• Saved data entries
###

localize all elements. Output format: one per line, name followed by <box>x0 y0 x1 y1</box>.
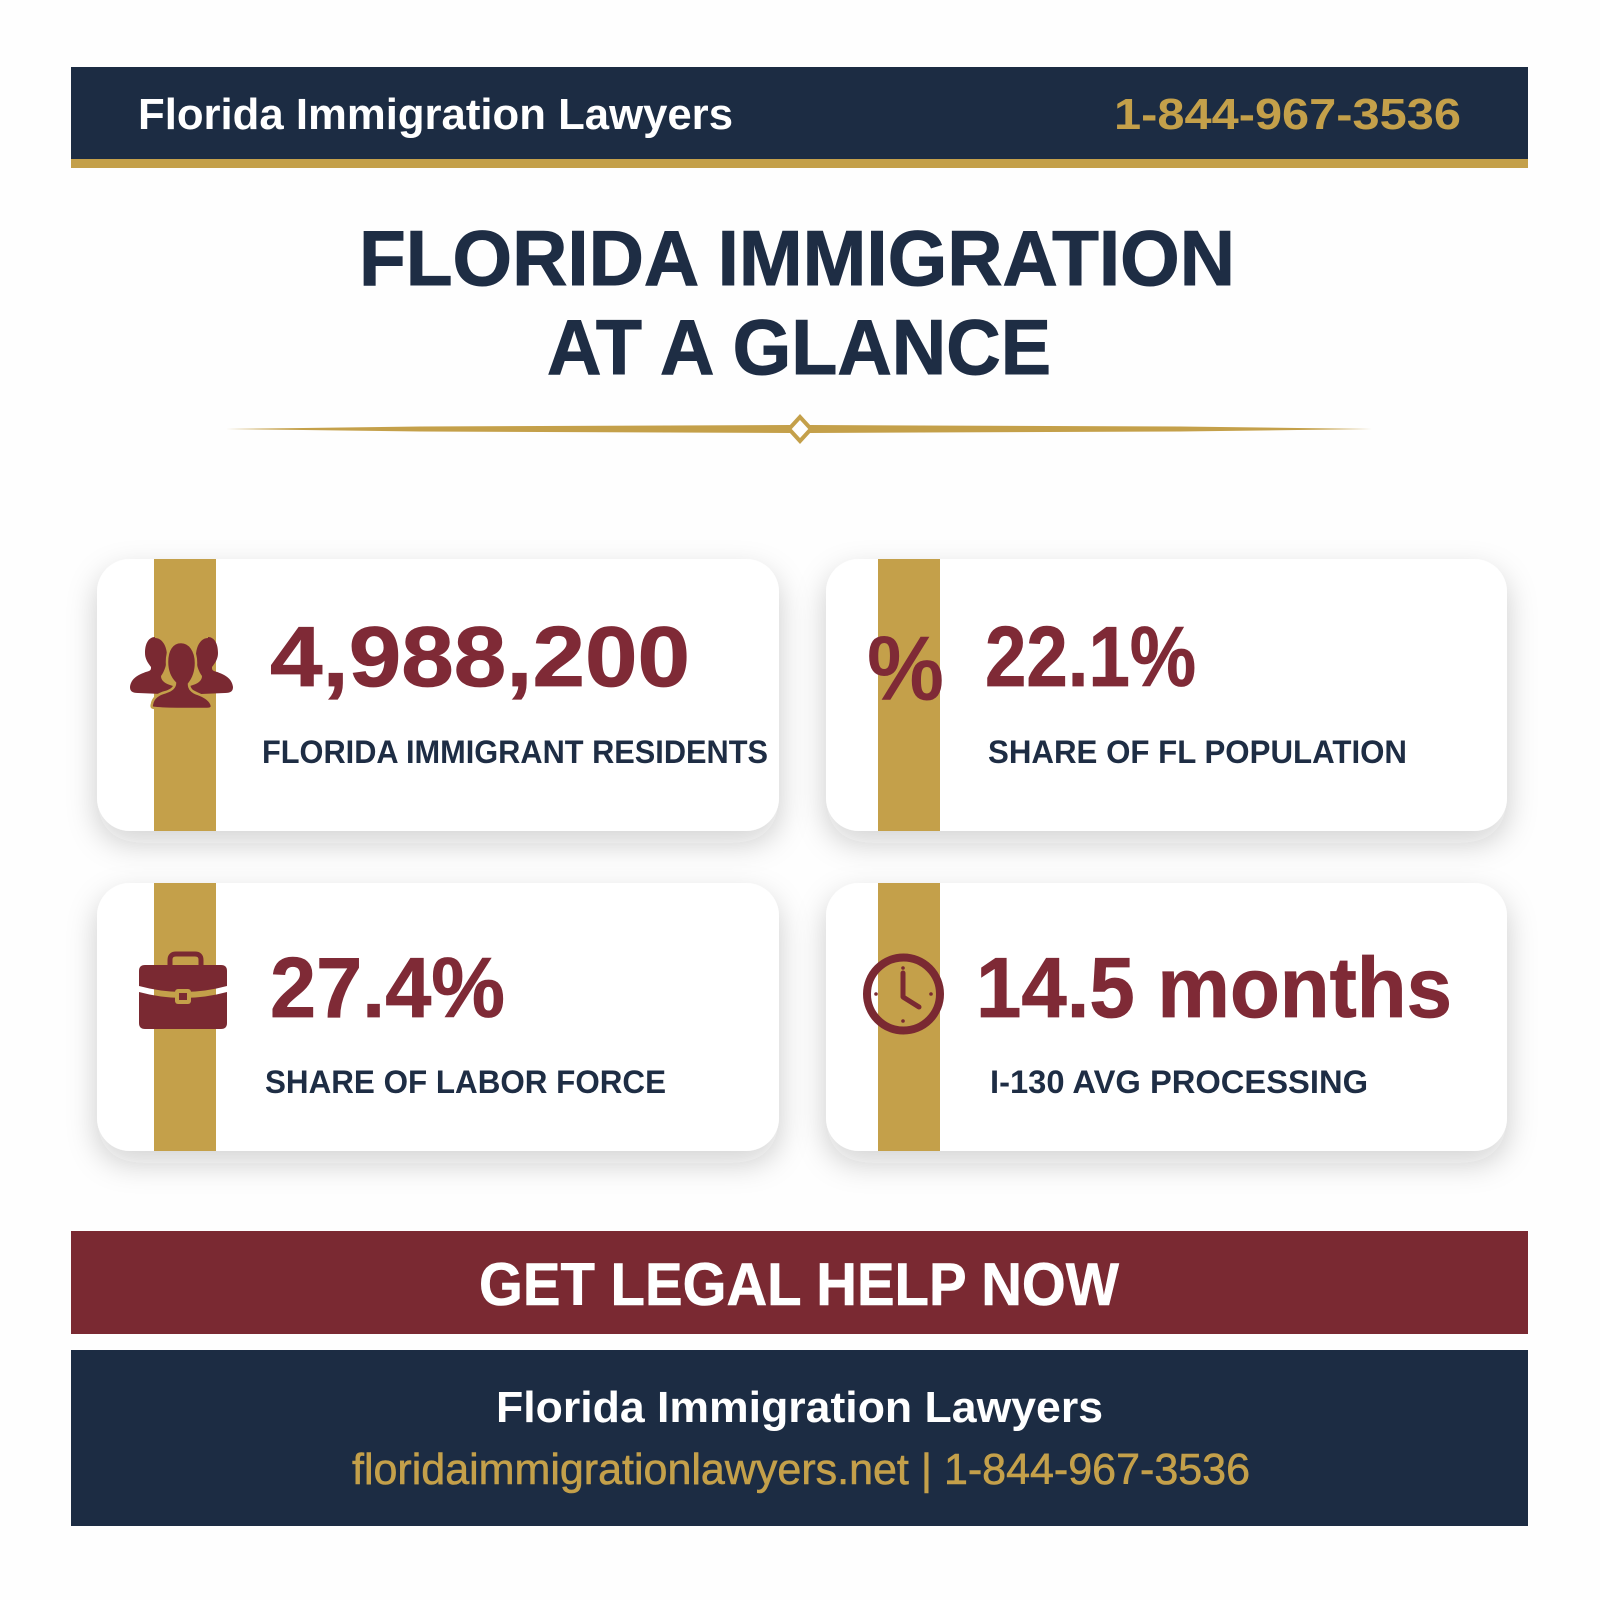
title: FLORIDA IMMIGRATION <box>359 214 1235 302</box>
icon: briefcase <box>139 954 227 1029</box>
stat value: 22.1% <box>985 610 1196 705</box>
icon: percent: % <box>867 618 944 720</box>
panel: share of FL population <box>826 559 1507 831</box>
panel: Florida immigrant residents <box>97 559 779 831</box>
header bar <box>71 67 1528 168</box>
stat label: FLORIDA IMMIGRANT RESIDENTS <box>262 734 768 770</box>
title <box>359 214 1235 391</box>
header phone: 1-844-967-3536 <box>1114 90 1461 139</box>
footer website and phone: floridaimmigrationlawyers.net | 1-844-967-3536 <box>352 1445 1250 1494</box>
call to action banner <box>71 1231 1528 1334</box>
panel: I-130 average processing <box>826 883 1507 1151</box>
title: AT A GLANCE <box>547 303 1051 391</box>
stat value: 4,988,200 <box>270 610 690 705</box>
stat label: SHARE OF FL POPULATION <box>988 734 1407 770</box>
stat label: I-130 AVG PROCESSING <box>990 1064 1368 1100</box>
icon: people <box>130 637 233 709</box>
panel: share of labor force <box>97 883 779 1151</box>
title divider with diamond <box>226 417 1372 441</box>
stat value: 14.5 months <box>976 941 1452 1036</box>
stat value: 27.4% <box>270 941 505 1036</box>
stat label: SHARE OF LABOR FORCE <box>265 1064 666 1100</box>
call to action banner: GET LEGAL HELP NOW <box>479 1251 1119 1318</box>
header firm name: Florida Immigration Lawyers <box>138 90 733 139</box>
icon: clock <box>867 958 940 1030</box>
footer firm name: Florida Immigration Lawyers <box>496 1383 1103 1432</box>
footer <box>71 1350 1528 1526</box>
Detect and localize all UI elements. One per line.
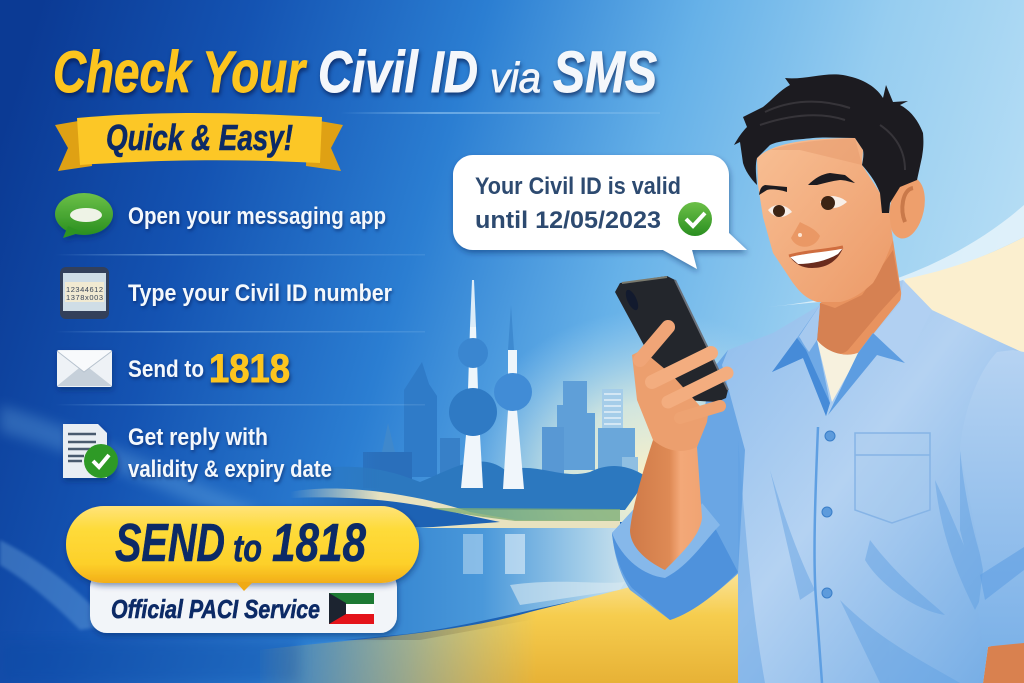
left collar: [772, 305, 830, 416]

###

• TASK DIRECTIONS
Locate each line in the rows above that contains the string "stat", and copy those lines in full. The match is case-sensitive.

• OUTPUT FOR THIS TASK
stat value: 22.1% <box>985 610 1196 705</box>
stat label: FLORIDA IMMIGRANT RESIDENTS <box>262 734 768 770</box>
stat value: 4,988,200 <box>270 610 690 705</box>
stat label: SHARE OF FL POPULATION <box>988 734 1407 770</box>
stat label: I-130 AVG PROCESSING <box>990 1064 1368 1100</box>
stat value: 14.5 months <box>976 941 1452 1036</box>
stat value: 27.4% <box>270 941 505 1036</box>
stat label: SHARE OF LABOR FORCE <box>265 1064 666 1100</box>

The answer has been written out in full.